▸ Material to process:
= = =

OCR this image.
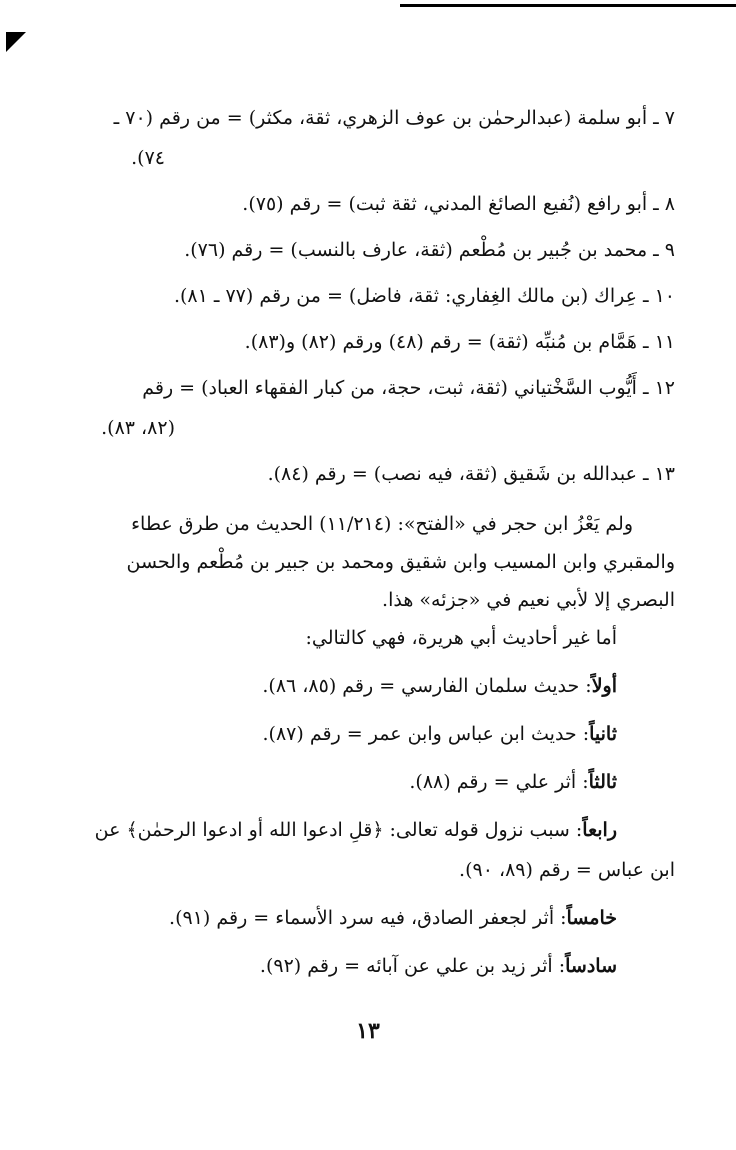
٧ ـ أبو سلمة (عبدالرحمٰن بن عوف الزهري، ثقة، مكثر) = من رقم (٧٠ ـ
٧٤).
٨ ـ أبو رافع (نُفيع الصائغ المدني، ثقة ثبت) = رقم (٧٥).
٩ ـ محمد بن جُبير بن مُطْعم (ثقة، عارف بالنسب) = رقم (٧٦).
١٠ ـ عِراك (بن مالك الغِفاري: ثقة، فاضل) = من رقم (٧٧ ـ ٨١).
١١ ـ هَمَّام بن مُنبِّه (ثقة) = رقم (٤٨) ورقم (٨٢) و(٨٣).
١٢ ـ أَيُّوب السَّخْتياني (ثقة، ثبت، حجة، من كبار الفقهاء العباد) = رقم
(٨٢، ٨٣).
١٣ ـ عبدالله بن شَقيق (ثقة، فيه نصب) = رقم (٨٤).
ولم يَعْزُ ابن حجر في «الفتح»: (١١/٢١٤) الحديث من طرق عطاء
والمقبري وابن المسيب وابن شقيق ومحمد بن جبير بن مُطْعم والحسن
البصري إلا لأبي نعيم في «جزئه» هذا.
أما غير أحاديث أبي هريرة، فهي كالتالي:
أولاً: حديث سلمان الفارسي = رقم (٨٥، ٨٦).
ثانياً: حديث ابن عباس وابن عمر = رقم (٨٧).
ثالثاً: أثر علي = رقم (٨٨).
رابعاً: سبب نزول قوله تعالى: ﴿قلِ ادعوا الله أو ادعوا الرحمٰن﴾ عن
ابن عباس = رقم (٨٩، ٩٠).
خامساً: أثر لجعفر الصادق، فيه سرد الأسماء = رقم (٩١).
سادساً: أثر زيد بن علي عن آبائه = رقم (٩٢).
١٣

= = =

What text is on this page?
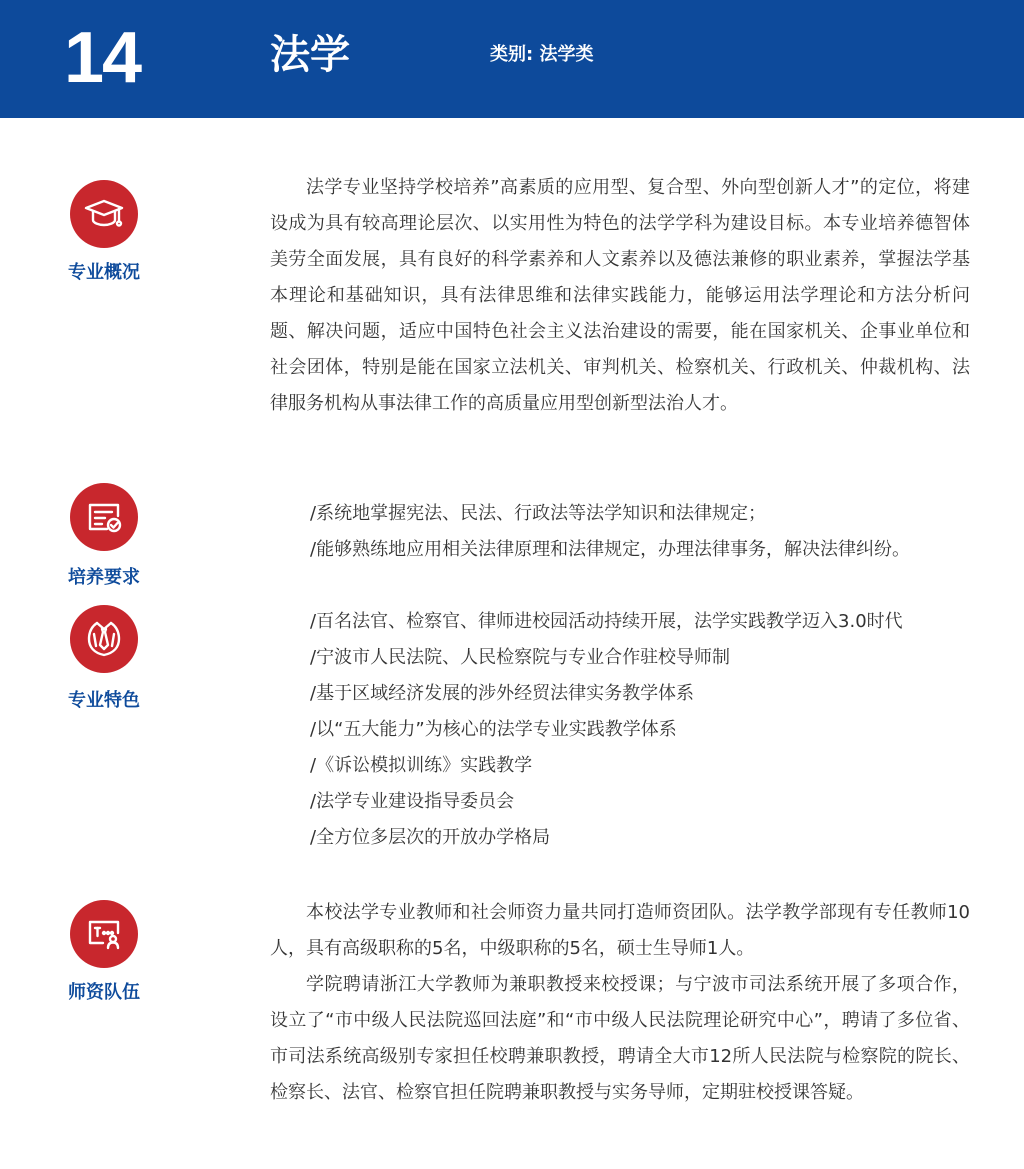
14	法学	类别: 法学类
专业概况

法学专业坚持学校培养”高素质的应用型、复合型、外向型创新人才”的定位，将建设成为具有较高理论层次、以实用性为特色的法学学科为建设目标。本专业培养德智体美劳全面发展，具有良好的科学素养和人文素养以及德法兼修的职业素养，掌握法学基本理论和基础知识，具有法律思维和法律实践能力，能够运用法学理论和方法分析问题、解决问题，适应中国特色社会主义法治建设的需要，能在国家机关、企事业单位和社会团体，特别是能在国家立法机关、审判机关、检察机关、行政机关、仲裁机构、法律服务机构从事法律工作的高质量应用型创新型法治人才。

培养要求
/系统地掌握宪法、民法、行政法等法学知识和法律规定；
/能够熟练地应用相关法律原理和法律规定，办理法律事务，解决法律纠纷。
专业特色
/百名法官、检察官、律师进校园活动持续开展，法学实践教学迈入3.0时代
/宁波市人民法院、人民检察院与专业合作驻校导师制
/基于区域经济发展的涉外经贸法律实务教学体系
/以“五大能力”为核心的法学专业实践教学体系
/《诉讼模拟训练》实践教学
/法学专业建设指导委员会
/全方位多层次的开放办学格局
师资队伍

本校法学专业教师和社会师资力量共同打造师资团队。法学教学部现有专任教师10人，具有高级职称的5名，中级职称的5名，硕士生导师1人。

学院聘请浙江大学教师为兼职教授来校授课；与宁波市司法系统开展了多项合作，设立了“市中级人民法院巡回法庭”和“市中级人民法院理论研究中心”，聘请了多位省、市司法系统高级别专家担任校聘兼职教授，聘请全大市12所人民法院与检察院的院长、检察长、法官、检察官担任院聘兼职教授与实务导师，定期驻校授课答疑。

= = =

▸ Aim of the exercise:
Tell how many lines of the records above hold the string "وابن". Give no other text.

▸ Correct output:
2